Dataset items:
——————————

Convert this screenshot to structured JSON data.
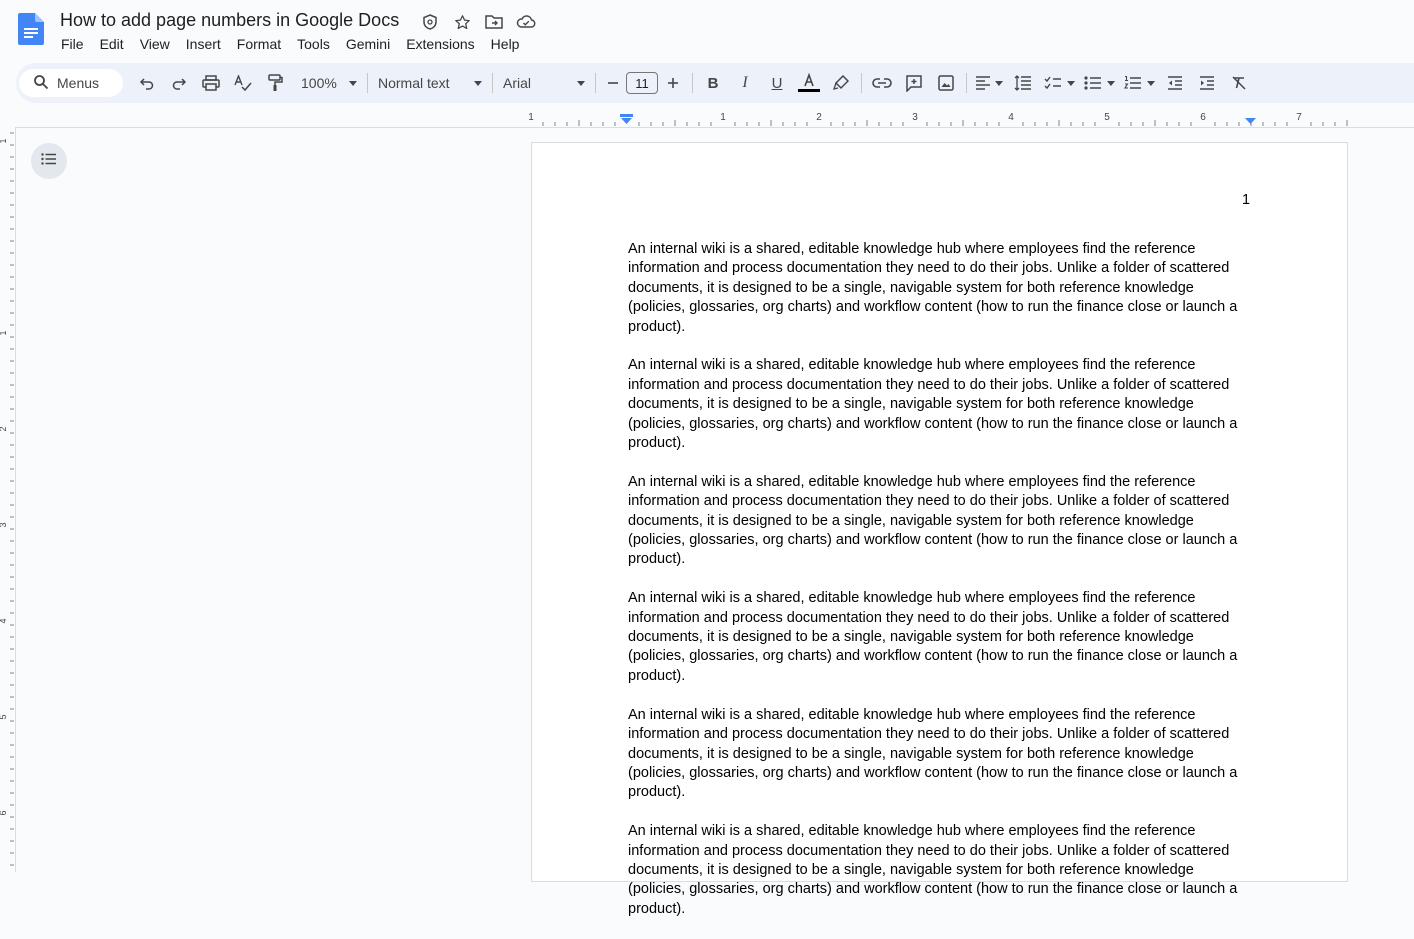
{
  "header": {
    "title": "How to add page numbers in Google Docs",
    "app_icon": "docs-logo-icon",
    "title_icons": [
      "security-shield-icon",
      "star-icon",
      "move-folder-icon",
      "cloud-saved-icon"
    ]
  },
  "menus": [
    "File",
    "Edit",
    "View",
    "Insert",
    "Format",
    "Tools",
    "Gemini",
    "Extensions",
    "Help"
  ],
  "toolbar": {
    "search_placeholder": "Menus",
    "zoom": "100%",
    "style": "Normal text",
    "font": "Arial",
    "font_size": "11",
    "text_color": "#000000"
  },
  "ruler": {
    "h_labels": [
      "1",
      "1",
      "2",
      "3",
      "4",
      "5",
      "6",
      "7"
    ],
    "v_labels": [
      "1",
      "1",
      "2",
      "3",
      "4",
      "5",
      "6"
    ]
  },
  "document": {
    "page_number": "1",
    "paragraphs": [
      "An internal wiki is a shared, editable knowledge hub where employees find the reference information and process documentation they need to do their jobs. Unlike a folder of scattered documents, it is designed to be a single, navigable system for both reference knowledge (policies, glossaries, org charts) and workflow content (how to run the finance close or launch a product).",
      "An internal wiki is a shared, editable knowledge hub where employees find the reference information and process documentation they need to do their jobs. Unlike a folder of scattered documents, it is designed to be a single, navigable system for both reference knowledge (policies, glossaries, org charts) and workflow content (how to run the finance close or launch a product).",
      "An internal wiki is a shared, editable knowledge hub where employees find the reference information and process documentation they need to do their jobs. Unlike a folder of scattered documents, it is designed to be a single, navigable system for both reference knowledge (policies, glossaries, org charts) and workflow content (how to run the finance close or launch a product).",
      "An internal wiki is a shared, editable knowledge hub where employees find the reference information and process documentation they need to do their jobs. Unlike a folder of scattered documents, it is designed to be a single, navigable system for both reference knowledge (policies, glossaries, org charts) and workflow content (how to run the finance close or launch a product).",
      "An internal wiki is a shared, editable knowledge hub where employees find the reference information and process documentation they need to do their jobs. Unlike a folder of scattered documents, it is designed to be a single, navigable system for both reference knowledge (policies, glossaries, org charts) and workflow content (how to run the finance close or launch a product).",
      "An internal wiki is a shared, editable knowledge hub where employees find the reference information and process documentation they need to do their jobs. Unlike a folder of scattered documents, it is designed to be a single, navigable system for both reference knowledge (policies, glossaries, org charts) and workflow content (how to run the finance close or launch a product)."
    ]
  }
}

——————————

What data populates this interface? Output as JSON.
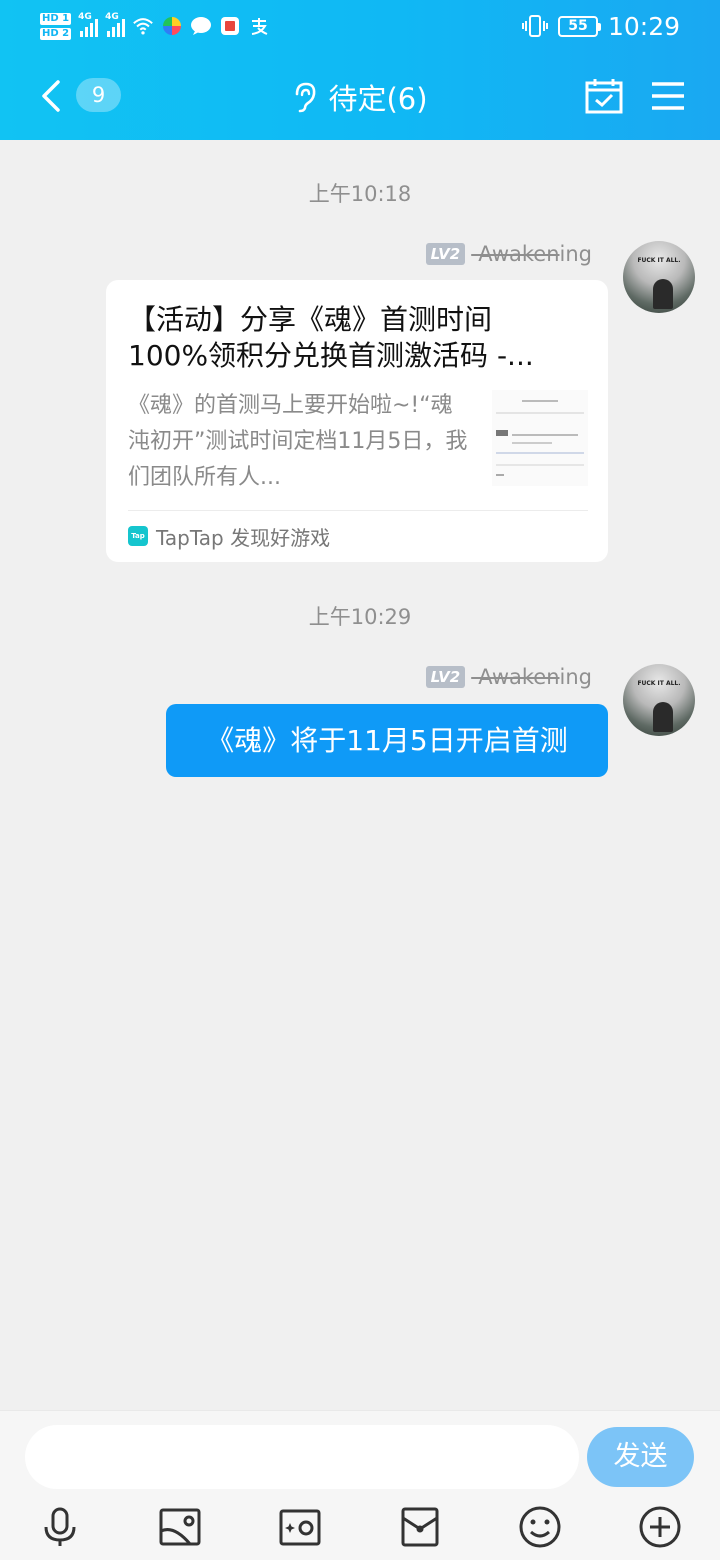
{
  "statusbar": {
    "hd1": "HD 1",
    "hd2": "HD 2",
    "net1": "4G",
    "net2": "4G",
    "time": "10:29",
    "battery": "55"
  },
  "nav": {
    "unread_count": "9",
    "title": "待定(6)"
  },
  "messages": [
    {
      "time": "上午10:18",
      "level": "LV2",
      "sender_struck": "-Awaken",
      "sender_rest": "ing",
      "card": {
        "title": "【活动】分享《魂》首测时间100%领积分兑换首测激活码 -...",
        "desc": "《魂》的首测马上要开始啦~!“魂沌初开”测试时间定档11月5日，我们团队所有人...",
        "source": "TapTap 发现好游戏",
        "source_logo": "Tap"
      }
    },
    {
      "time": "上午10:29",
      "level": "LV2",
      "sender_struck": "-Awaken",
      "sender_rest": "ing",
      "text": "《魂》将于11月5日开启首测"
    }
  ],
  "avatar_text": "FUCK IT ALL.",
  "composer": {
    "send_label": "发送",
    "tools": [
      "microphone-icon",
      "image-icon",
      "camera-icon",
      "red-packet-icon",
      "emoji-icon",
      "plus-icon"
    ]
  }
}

——————————

Your goal: State how many lines of the records above contain the word "this", and give only that number.

Task response: 2